- **SHORT EXERCISE**: Write every line of the material out exactly as shown.

- **INFORMATION GIVEN**:
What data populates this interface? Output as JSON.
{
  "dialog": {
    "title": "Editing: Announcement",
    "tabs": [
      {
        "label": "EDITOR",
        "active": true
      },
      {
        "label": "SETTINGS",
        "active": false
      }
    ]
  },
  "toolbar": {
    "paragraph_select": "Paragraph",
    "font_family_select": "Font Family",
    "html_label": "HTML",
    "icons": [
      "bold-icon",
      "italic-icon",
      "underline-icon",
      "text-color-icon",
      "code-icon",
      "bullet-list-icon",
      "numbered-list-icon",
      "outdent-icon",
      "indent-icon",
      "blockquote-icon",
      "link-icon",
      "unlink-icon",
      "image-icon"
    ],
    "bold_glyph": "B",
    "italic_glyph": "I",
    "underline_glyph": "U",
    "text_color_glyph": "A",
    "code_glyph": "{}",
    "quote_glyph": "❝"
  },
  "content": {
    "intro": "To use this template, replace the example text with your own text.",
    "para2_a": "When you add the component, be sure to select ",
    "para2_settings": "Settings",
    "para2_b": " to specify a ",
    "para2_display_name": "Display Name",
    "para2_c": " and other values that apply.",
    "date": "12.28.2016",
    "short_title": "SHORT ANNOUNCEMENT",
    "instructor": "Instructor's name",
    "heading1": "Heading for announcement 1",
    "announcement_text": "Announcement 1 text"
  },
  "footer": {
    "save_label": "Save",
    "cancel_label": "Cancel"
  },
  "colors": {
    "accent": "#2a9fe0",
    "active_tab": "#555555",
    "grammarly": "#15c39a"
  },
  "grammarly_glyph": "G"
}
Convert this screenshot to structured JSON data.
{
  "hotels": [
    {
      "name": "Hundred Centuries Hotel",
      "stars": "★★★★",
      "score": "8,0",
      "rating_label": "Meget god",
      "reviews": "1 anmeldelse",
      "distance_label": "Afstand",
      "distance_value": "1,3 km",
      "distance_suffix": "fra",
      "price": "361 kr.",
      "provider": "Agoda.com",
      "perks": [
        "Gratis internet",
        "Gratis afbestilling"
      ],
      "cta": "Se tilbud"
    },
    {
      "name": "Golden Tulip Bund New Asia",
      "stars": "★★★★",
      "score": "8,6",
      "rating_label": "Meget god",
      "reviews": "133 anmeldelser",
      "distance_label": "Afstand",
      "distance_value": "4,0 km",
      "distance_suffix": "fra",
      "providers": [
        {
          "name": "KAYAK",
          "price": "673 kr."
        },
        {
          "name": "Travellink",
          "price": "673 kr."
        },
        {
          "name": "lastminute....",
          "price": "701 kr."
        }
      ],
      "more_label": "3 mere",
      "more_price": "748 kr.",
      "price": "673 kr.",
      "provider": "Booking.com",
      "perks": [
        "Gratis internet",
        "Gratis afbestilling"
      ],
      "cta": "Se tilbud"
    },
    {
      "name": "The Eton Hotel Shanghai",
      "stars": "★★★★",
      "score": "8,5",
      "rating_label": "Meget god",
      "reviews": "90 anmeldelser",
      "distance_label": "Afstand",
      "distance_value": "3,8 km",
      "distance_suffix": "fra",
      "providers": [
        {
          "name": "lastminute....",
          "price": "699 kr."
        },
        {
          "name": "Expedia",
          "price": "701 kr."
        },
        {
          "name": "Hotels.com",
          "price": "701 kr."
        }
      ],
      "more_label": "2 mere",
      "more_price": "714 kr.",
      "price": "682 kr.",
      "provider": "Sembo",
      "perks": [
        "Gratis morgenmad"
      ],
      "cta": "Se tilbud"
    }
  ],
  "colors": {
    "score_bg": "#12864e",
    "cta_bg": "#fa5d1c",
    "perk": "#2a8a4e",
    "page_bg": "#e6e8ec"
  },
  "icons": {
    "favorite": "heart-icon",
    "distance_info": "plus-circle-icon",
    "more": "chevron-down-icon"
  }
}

- **COMPLETED EXERCISE**:
What data populates this interface? Output as JSON.
{
  "dialog": {
    "title": "Editing: Announcement",
    "tabs": [
      {
        "label": "EDITOR",
        "active": true
      },
      {
        "label": "SETTINGS",
        "active": false
      }
    ]
  },
  "toolbar": {
    "paragraph_select": "Paragraph",
    "font_family_select": "Font Family",
    "html_label": "HTML",
    "icons": [
      "bold-icon",
      "italic-icon",
      "underline-icon",
      "text-color-icon",
      "code-icon",
      "bullet-list-icon",
      "numbered-list-icon",
      "outdent-icon",
      "indent-icon",
      "blockquote-icon",
      "link-icon",
      "unlink-icon",
      "image-icon"
    ],
    "bold_glyph": "B",
    "italic_glyph": "I",
    "underline_glyph": "U",
    "text_color_glyph": "A",
    "code_glyph": "{}",
    "quote_glyph": "❝"
  },
  "content": {
    "intro": "To use this template, replace the example text with your own text.",
    "para2_a": "When you add the component, be sure to select ",
    "para2_settings": "Settings",
    "para2_b": " to specify a ",
    "para2_display_name": "Display Name",
    "para2_c": " and other values that apply.",
    "date": "12.28.2016",
    "short_title": "SHORT ANNOUNCEMENT",
    "instructor": "Instructor's name",
    "heading1": "Heading for announcement 1",
    "announcement_text": "Announcement 1 text"
  },
  "footer": {
    "save_label": "Save",
    "cancel_label": "Cancel"
  },
  "colors": {
    "accent": "#2a9fe0",
    "active_tab": "#555555",
    "grammarly": "#15c39a"
  },
  "grammarly_glyph": "G"
}
Convert this screenshot to structured JSON data.
{
  "hotels": [
    {
      "name": "Hundred Centuries Hotel",
      "stars": "★★★★",
      "score": "8,0",
      "rating_label": "Meget god",
      "reviews": "1 anmeldelse",
      "distance_label": "Afstand",
      "distance_value": "1,3 km",
      "distance_suffix": "fra",
      "price": "361 kr.",
      "provider": "Agoda.com",
      "perks": [
        "Gratis internet",
        "Gratis afbestilling"
      ],
      "cta": "Se tilbud"
    },
    {
      "name": "Golden Tulip Bund New Asia",
      "stars": "★★★★",
      "score": "8,6",
      "rating_label": "Meget god",
      "reviews": "133 anmeldelser",
      "distance_label": "Afstand",
      "distance_value": "4,0 km",
      "distance_suffix": "fra",
      "providers": [
        {
          "name": "KAYAK",
          "price": "673 kr."
        },
        {
          "name": "Travellink",
          "price": "673 kr."
        },
        {
          "name": "lastminute....",
          "price": "701 kr."
        }
      ],
      "more_label": "3 mere",
      "more_price": "748 kr.",
      "price": "673 kr.",
      "provider": "Booking.com",
      "perks": [
        "Gratis internet",
        "Gratis afbestilling"
      ],
      "cta": "Se tilbud"
    },
    {
      "name": "The Eton Hotel Shanghai",
      "stars": "★★★★",
      "score": "8,5",
      "rating_label": "Meget god",
      "reviews": "90 anmeldelser",
      "distance_label": "Afstand",
      "distance_value": "3,8 km",
      "distance_suffix": "fra",
      "providers": [
        {
          "name": "lastminute....",
          "price": "699 kr."
        },
        {
          "name": "Expedia",
          "price": "701 kr."
        },
        {
          "name": "Hotels.com",
          "price": "701 kr."
        }
      ],
      "more_label": "2 mere",
      "more_price": "714 kr.",
      "price": "682 kr.",
      "provider": "Sembo",
      "perks": [
        "Gratis morgenmad"
      ],
      "cta": "Se tilbud"
    }
  ],
  "colors": {
    "score_bg": "#12864e",
    "cta_bg": "#fa5d1c",
    "perk": "#2a8a4e",
    "page_bg": "#e6e8ec"
  },
  "icons": {
    "favorite": "heart-icon",
    "distance_info": "plus-circle-icon",
    "more": "chevron-down-icon"
  }
}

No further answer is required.